= Input material =
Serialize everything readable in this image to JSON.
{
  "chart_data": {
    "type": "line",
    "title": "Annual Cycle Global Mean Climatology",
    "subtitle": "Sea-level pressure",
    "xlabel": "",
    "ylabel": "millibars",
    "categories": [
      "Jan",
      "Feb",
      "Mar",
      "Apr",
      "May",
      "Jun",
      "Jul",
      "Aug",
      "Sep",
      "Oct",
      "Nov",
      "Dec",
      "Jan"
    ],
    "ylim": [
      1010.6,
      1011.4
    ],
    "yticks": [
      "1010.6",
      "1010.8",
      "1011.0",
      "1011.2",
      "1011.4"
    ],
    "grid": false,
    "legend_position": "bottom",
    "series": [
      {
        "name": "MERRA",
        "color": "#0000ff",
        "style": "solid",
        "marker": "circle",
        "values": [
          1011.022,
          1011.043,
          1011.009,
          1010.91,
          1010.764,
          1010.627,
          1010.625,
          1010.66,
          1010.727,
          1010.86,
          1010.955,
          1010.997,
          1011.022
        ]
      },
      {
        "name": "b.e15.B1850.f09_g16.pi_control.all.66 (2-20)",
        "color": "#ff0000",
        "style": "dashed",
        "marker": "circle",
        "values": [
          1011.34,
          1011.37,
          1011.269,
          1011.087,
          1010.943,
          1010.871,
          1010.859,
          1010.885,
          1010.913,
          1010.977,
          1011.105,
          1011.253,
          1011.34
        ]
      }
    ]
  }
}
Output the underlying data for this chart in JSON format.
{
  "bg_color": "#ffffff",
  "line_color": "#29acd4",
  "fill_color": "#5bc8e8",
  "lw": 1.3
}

= Task to complete =
In the listing above, find the line containing "Output the underlying" and please quote exactly that line through the last one, and no other lines.

= Output of the exercise =
Output the underlying data for this chart in JSON format.
{
  "bg_color": "#ffffff",
  "line_color": "#29acd4",
  "fill_color": "#5bc8e8",
  "lw": 1.3
}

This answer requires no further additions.